Reproduce every record below exactly as written, leaving out any pictures.

-- BEGIN Given records --

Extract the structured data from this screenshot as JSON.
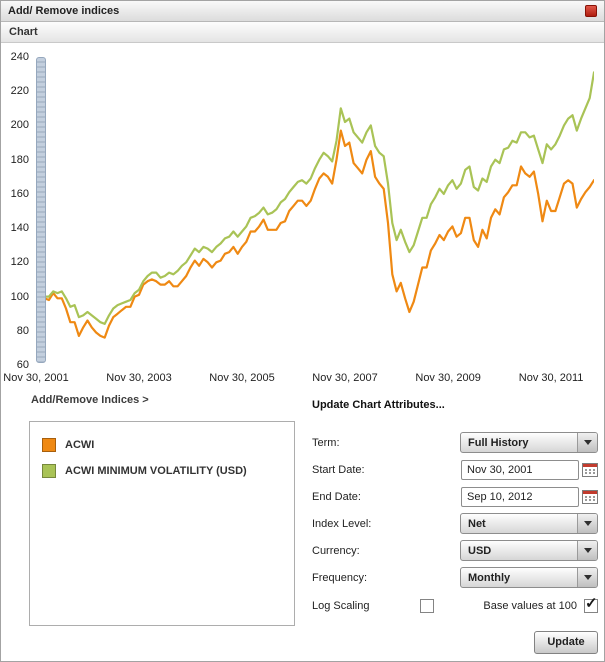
{
  "header": {
    "title": "Add/ Remove indices",
    "tab": "Chart"
  },
  "links": {
    "add_remove_indices": "Add/Remove Indices >",
    "update_chart_attributes": "Update Chart Attributes..."
  },
  "form": {
    "term": {
      "label": "Term:",
      "value": "Full History"
    },
    "start_date": {
      "label": "Start Date:",
      "value": "Nov 30, 2001"
    },
    "end_date": {
      "label": "End Date:",
      "value": "Sep 10, 2012"
    },
    "index_level": {
      "label": "Index Level:",
      "value": "Net"
    },
    "currency": {
      "label": "Currency:",
      "value": "USD"
    },
    "frequency": {
      "label": "Frequency:",
      "value": "Monthly"
    },
    "log_scaling": {
      "label": "Log Scaling",
      "checked": false,
      "mark": ""
    },
    "base_values": {
      "label": "Base values at 100",
      "checked": true,
      "mark": "✓"
    },
    "update_button": "Update"
  },
  "chart_data": {
    "type": "line",
    "title": "",
    "grid": false,
    "base_value": 100,
    "frequency": "Monthly",
    "ylim": [
      60,
      240
    ],
    "yticks": [
      60,
      80,
      100,
      120,
      140,
      160,
      180,
      200,
      220,
      240
    ],
    "x_total_months": 130,
    "n_points": 131,
    "x_start_label": "Nov 30, 2001",
    "x_end_label": "Sep 10, 2012",
    "xticks": [
      {
        "month": 0,
        "label": "Nov 30, 2001"
      },
      {
        "month": 24,
        "label": "Nov 30, 2003"
      },
      {
        "month": 48,
        "label": "Nov 30, 2005"
      },
      {
        "month": 72,
        "label": "Nov 30, 2007"
      },
      {
        "month": 96,
        "label": "Nov 30, 2009"
      },
      {
        "month": 120,
        "label": "Nov 30, 2011"
      }
    ],
    "series": [
      {
        "name": "ACWI",
        "color": "#ef8913",
        "values": [
          100,
          101.5,
          99,
          98,
          102,
          99,
          99,
          93,
          85,
          85,
          77,
          82,
          86,
          82,
          79,
          77,
          76,
          83,
          88,
          90,
          92,
          94,
          94,
          100,
          101,
          107,
          109,
          110,
          109,
          107,
          107,
          109,
          106,
          106,
          109,
          112,
          117,
          121,
          118,
          122,
          120,
          117,
          120,
          121,
          125,
          126,
          129,
          125,
          129,
          132,
          138,
          138,
          141,
          145,
          139,
          139,
          139,
          143,
          144,
          150,
          153,
          156,
          156,
          153,
          156,
          163,
          169,
          172,
          170,
          166,
          180,
          197,
          188,
          190,
          178,
          175,
          172,
          180,
          185,
          170,
          166,
          163,
          143,
          113,
          103,
          108,
          99,
          91,
          97,
          107,
          117,
          117,
          127,
          131,
          136,
          133,
          138,
          141,
          135,
          137,
          146,
          146,
          133,
          129,
          139,
          134,
          146,
          151,
          148,
          158,
          161,
          165,
          165,
          176,
          172,
          170,
          173,
          160,
          144,
          156,
          150,
          150,
          158,
          166,
          168,
          166,
          152,
          157,
          161,
          164,
          168
        ]
      },
      {
        "name": "ACWI MINIMUM VOLATILITY (USD)",
        "color": "#a9c356",
        "values": [
          100,
          101,
          100,
          100,
          103,
          102,
          103,
          99,
          94,
          95,
          88,
          89,
          91,
          89,
          87,
          85,
          84,
          89,
          93,
          95,
          96,
          97,
          98,
          102,
          104,
          109,
          112,
          114,
          114,
          111,
          112,
          114,
          113,
          115,
          118,
          120,
          124,
          128,
          126,
          129,
          128,
          126,
          129,
          131,
          134,
          135,
          138,
          135,
          138,
          141,
          146,
          147,
          149,
          152,
          148,
          149,
          151,
          155,
          157,
          161,
          164,
          167,
          168,
          166,
          169,
          175,
          180,
          184,
          182,
          179,
          191,
          210,
          202,
          204,
          196,
          193,
          190,
          196,
          200,
          188,
          184,
          182,
          166,
          143,
          133,
          139,
          132,
          126,
          130,
          138,
          146,
          146,
          154,
          158,
          163,
          160,
          165,
          168,
          163,
          166,
          174,
          176,
          164,
          162,
          169,
          167,
          176,
          180,
          178,
          186,
          187,
          191,
          190,
          196,
          196,
          193,
          194,
          186,
          178,
          189,
          186,
          189,
          194,
          200,
          204,
          206,
          197,
          204,
          210,
          216,
          231
        ]
      }
    ]
  }
}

-- END Given records --

▶ Response:
Extract the structured data from this screenshot as JSON.
{
  "header": {
    "title": "Add/ Remove indices",
    "tab": "Chart"
  },
  "links": {
    "add_remove_indices": "Add/Remove Indices >",
    "update_chart_attributes": "Update Chart Attributes..."
  },
  "form": {
    "term": {
      "label": "Term:",
      "value": "Full History"
    },
    "start_date": {
      "label": "Start Date:",
      "value": "Nov 30, 2001"
    },
    "end_date": {
      "label": "End Date:",
      "value": "Sep 10, 2012"
    },
    "index_level": {
      "label": "Index Level:",
      "value": "Net"
    },
    "currency": {
      "label": "Currency:",
      "value": "USD"
    },
    "frequency": {
      "label": "Frequency:",
      "value": "Monthly"
    },
    "log_scaling": {
      "label": "Log Scaling",
      "checked": false,
      "mark": ""
    },
    "base_values": {
      "label": "Base values at 100",
      "checked": true,
      "mark": "✓"
    },
    "update_button": "Update"
  },
  "chart_data": {
    "type": "line",
    "title": "",
    "grid": false,
    "base_value": 100,
    "frequency": "Monthly",
    "ylim": [
      60,
      240
    ],
    "yticks": [
      60,
      80,
      100,
      120,
      140,
      160,
      180,
      200,
      220,
      240
    ],
    "x_total_months": 130,
    "n_points": 131,
    "x_start_label": "Nov 30, 2001",
    "x_end_label": "Sep 10, 2012",
    "xticks": [
      {
        "month": 0,
        "label": "Nov 30, 2001"
      },
      {
        "month": 24,
        "label": "Nov 30, 2003"
      },
      {
        "month": 48,
        "label": "Nov 30, 2005"
      },
      {
        "month": 72,
        "label": "Nov 30, 2007"
      },
      {
        "month": 96,
        "label": "Nov 30, 2009"
      },
      {
        "month": 120,
        "label": "Nov 30, 2011"
      }
    ],
    "series": [
      {
        "name": "ACWI",
        "color": "#ef8913",
        "values": [
          100,
          101.5,
          99,
          98,
          102,
          99,
          99,
          93,
          85,
          85,
          77,
          82,
          86,
          82,
          79,
          77,
          76,
          83,
          88,
          90,
          92,
          94,
          94,
          100,
          101,
          107,
          109,
          110,
          109,
          107,
          107,
          109,
          106,
          106,
          109,
          112,
          117,
          121,
          118,
          122,
          120,
          117,
          120,
          121,
          125,
          126,
          129,
          125,
          129,
          132,
          138,
          138,
          141,
          145,
          139,
          139,
          139,
          143,
          144,
          150,
          153,
          156,
          156,
          153,
          156,
          163,
          169,
          172,
          170,
          166,
          180,
          197,
          188,
          190,
          178,
          175,
          172,
          180,
          185,
          170,
          166,
          163,
          143,
          113,
          103,
          108,
          99,
          91,
          97,
          107,
          117,
          117,
          127,
          131,
          136,
          133,
          138,
          141,
          135,
          137,
          146,
          146,
          133,
          129,
          139,
          134,
          146,
          151,
          148,
          158,
          161,
          165,
          165,
          176,
          172,
          170,
          173,
          160,
          144,
          156,
          150,
          150,
          158,
          166,
          168,
          166,
          152,
          157,
          161,
          164,
          168
        ]
      },
      {
        "name": "ACWI MINIMUM VOLATILITY (USD)",
        "color": "#a9c356",
        "values": [
          100,
          101,
          100,
          100,
          103,
          102,
          103,
          99,
          94,
          95,
          88,
          89,
          91,
          89,
          87,
          85,
          84,
          89,
          93,
          95,
          96,
          97,
          98,
          102,
          104,
          109,
          112,
          114,
          114,
          111,
          112,
          114,
          113,
          115,
          118,
          120,
          124,
          128,
          126,
          129,
          128,
          126,
          129,
          131,
          134,
          135,
          138,
          135,
          138,
          141,
          146,
          147,
          149,
          152,
          148,
          149,
          151,
          155,
          157,
          161,
          164,
          167,
          168,
          166,
          169,
          175,
          180,
          184,
          182,
          179,
          191,
          210,
          202,
          204,
          196,
          193,
          190,
          196,
          200,
          188,
          184,
          182,
          166,
          143,
          133,
          139,
          132,
          126,
          130,
          138,
          146,
          146,
          154,
          158,
          163,
          160,
          165,
          168,
          163,
          166,
          174,
          176,
          164,
          162,
          169,
          167,
          176,
          180,
          178,
          186,
          187,
          191,
          190,
          196,
          196,
          193,
          194,
          186,
          178,
          189,
          186,
          189,
          194,
          200,
          204,
          206,
          197,
          204,
          210,
          216,
          231
        ]
      }
    ]
  }
}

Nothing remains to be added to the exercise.